Check every line below for the word "Ausgereisten" and copy each one that has it.

━━━━━━━━

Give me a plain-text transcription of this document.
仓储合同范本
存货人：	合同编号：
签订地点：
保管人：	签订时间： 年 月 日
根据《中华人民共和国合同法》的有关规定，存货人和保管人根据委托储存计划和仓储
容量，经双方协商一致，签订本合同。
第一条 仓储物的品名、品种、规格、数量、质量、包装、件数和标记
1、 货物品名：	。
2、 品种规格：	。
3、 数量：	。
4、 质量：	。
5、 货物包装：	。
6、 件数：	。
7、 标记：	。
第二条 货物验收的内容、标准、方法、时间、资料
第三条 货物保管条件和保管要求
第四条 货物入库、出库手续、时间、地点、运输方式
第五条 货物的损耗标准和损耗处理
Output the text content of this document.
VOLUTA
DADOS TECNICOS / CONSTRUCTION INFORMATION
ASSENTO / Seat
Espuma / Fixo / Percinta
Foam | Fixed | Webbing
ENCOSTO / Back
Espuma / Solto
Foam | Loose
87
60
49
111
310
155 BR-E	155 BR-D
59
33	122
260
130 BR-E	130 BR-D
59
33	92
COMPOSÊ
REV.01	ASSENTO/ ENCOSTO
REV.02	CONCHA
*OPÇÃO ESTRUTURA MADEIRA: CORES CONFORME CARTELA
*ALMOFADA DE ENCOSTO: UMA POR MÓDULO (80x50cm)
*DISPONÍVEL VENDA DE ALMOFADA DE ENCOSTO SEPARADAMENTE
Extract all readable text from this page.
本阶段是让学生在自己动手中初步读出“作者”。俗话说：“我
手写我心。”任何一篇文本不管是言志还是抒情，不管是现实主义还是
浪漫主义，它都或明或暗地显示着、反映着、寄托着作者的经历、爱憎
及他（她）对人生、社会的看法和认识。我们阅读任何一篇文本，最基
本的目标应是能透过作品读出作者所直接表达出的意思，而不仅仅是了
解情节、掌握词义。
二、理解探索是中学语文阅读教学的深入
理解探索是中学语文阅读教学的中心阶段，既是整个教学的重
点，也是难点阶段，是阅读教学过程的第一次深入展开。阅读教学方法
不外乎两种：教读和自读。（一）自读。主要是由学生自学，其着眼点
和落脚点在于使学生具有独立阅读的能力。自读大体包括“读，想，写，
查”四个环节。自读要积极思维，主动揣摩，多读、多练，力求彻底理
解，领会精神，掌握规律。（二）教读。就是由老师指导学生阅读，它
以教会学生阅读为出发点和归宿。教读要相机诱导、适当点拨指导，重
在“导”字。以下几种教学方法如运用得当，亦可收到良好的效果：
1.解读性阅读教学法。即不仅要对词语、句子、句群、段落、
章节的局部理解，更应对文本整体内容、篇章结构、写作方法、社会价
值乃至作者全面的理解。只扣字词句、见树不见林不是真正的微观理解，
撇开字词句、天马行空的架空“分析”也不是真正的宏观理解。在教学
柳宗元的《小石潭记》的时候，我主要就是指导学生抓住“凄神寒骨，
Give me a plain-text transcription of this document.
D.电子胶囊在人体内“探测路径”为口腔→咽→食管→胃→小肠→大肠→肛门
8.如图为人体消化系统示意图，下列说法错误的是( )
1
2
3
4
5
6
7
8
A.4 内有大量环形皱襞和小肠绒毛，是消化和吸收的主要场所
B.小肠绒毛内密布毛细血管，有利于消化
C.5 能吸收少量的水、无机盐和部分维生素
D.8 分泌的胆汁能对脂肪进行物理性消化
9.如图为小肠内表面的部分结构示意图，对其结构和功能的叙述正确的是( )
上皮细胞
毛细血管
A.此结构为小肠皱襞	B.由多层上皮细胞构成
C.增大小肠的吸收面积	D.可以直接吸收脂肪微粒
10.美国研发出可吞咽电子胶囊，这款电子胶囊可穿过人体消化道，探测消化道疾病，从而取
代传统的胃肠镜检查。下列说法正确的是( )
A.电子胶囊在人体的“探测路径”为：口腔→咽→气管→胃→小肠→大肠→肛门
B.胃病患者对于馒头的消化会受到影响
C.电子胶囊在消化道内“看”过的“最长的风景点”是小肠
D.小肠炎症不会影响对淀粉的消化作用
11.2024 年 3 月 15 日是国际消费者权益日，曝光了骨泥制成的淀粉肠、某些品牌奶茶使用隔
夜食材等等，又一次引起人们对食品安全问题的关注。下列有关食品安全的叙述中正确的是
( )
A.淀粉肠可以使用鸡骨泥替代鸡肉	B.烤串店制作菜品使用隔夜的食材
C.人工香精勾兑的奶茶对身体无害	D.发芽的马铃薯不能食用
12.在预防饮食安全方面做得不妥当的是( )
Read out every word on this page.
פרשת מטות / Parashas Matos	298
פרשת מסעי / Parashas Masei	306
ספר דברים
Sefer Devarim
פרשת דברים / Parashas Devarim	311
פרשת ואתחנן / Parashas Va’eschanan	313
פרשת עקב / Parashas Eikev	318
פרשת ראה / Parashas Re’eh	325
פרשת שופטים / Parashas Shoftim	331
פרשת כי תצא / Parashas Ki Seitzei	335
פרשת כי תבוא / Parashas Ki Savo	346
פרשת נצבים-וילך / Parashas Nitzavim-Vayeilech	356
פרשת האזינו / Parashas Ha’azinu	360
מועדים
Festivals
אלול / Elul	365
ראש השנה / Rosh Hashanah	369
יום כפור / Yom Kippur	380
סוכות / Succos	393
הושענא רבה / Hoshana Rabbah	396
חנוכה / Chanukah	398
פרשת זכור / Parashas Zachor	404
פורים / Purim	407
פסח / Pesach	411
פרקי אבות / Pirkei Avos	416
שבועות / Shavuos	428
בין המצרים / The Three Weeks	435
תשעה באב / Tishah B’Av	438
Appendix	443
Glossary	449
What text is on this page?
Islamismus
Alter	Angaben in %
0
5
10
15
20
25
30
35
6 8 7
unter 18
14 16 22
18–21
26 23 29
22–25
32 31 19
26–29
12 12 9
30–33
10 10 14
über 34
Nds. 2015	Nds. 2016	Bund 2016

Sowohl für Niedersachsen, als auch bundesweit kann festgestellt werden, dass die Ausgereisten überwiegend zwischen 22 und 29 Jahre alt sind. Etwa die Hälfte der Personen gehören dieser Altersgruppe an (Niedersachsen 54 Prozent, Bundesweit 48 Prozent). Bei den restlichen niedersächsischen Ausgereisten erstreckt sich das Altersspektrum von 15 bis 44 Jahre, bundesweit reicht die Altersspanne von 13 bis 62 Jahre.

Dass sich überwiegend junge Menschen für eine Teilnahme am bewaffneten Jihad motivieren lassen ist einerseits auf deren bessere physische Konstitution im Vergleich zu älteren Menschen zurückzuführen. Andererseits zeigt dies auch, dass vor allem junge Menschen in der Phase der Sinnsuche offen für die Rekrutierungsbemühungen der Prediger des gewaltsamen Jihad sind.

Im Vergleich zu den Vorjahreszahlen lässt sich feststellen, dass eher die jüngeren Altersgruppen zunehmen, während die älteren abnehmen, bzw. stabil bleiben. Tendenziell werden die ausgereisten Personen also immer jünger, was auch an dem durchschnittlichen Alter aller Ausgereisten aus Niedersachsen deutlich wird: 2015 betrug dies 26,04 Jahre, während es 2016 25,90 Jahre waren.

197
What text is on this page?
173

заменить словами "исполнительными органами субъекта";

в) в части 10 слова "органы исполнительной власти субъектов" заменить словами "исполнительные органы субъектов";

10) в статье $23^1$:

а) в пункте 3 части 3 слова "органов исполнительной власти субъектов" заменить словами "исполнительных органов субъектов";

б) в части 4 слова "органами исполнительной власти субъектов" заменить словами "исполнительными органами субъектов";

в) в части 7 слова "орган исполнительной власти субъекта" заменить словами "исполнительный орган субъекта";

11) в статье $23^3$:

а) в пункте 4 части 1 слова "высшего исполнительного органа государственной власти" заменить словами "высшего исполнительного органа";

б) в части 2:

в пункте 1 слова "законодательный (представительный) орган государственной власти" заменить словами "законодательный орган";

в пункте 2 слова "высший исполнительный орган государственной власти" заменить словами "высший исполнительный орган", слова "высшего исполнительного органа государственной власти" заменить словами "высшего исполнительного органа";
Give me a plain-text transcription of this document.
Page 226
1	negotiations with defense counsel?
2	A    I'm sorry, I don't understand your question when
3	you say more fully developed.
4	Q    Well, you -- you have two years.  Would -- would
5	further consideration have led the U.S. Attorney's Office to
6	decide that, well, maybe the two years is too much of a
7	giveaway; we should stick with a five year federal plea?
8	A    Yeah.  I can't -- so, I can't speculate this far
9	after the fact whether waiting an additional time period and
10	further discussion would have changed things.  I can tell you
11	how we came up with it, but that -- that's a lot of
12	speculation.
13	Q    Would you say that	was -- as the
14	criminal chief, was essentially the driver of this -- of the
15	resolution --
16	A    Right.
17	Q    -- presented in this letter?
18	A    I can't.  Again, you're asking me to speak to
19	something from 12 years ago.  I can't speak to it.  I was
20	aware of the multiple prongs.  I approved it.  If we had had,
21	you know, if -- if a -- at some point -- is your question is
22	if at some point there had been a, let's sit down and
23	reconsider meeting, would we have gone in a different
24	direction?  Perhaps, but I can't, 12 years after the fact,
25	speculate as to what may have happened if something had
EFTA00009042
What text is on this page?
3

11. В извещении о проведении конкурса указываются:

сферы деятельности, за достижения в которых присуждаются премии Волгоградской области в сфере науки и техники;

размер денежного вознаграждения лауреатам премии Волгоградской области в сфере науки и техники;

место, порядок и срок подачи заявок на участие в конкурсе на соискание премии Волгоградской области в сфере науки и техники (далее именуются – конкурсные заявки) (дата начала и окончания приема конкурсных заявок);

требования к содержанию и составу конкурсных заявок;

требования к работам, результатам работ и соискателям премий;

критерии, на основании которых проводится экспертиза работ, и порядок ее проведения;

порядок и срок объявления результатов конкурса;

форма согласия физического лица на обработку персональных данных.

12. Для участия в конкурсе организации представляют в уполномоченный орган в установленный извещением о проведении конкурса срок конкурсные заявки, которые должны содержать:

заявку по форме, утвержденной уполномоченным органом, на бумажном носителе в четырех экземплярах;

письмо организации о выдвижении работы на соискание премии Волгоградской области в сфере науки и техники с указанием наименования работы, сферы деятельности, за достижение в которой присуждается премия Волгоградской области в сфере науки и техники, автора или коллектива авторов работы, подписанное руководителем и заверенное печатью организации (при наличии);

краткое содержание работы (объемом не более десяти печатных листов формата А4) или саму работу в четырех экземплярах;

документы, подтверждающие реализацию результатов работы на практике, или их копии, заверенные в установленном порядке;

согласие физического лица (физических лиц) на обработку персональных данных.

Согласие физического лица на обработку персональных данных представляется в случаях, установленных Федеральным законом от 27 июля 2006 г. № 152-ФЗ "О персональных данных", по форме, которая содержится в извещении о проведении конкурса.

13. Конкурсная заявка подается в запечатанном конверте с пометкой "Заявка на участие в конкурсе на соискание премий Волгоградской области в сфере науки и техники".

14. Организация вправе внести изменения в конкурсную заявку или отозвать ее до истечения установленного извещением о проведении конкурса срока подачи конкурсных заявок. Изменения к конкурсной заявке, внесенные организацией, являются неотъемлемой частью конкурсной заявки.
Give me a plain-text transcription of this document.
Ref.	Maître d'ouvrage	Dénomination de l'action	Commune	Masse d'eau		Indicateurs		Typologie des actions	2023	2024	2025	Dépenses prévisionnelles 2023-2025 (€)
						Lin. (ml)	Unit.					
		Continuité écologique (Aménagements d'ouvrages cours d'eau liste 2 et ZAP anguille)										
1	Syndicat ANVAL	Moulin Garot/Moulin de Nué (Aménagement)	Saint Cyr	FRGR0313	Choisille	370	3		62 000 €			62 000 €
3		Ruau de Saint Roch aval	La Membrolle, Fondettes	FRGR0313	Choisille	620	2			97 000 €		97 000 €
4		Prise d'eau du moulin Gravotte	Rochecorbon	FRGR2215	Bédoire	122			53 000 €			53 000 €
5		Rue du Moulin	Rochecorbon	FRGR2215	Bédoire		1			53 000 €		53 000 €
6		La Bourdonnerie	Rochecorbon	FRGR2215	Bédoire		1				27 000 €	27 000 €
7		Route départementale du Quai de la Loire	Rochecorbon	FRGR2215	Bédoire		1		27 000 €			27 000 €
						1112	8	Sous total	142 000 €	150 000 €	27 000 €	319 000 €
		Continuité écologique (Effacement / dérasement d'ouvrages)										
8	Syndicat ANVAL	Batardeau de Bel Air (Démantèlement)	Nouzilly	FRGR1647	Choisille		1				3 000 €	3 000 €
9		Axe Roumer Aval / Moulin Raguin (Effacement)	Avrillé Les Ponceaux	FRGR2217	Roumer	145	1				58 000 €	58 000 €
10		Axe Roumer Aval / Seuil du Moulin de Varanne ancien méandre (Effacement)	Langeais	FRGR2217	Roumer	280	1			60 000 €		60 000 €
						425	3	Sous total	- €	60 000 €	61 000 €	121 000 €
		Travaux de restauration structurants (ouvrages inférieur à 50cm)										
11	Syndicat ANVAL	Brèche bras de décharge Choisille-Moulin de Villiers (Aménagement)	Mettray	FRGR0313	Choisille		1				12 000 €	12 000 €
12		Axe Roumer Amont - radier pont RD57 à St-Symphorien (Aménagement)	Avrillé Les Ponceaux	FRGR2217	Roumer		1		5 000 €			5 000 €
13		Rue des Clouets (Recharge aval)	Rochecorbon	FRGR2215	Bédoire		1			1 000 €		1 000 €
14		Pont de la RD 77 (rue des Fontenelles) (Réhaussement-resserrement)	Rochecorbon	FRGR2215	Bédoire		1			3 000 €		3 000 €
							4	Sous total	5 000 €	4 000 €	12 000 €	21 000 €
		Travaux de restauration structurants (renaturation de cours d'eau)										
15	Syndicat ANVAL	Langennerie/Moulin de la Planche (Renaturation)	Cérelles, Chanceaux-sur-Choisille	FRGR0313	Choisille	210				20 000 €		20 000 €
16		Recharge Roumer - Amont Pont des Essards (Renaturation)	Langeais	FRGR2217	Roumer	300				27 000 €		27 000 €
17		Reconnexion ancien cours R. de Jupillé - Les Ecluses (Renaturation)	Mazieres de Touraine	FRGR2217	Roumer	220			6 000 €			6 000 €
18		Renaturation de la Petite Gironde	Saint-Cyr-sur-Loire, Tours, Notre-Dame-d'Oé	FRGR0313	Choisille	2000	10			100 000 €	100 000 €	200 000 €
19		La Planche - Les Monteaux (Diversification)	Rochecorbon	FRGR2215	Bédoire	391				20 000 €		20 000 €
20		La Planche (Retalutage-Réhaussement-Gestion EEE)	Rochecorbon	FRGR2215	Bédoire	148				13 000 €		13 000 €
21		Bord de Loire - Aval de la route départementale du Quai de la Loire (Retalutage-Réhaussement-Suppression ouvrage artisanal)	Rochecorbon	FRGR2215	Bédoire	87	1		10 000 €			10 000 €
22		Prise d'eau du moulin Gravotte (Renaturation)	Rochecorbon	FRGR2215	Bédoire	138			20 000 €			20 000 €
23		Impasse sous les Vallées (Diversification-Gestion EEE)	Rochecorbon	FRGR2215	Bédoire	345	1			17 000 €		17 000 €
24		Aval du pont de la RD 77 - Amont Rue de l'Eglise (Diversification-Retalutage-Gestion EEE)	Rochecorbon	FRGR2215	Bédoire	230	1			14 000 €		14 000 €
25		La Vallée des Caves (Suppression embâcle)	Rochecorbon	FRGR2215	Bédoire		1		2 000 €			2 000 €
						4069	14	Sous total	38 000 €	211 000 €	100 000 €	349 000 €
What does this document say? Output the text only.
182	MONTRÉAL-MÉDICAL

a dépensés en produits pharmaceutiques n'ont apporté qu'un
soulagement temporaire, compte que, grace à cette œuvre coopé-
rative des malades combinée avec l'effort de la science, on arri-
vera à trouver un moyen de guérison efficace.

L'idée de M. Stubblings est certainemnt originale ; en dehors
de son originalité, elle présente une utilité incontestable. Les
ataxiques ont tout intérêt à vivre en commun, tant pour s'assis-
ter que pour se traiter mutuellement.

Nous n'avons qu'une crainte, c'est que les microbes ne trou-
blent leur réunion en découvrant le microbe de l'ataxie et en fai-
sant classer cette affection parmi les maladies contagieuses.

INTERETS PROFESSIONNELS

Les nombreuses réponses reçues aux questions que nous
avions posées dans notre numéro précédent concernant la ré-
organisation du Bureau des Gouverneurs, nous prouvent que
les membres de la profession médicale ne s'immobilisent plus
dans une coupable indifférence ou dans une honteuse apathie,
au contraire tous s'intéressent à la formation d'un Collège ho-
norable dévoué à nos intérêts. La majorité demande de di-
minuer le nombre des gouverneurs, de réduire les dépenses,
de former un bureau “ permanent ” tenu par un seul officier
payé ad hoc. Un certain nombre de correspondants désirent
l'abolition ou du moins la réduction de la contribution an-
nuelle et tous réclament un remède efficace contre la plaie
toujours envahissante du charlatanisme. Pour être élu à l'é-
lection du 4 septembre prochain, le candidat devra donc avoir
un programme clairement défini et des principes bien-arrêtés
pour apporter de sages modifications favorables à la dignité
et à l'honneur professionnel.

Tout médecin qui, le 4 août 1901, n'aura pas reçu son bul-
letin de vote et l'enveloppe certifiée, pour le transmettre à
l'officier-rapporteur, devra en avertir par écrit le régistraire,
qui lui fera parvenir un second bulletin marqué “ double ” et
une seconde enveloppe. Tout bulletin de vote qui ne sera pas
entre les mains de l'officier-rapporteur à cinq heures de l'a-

━━━━━━━━

◆ The completed task:
Sowohl für Niedersachsen, als auch bundesweit kann festgestellt werden, dass die Ausgereisten überwiegend zwischen 22 und 29 Jahre alt sind. Etwa die Hälfte der Personen gehören dieser Altersgruppe an (Niedersachsen 54 Prozent, Bundesweit 48 Prozent). Bei den restlichen niedersächsischen Ausgereisten erstreckt sich das Altersspektrum von 15 bis 44 Jahre, bundesweit reicht die Altersspanne von 13 bis 62 Jahre.
Im Vergleich zu den Vorjahreszahlen lässt sich feststellen, dass eher die jüngeren Altersgruppen zunehmen, während die älteren abnehmen, bzw. stabil bleiben. Tendenziell werden die ausgereisten Personen also immer jünger, was auch an dem durchschnittlichen Alter aller Ausgereisten aus Niedersachsen deutlich wird: 2015 betrug dies 26,04 Jahre, während es 2016 25,90 Jahre waren.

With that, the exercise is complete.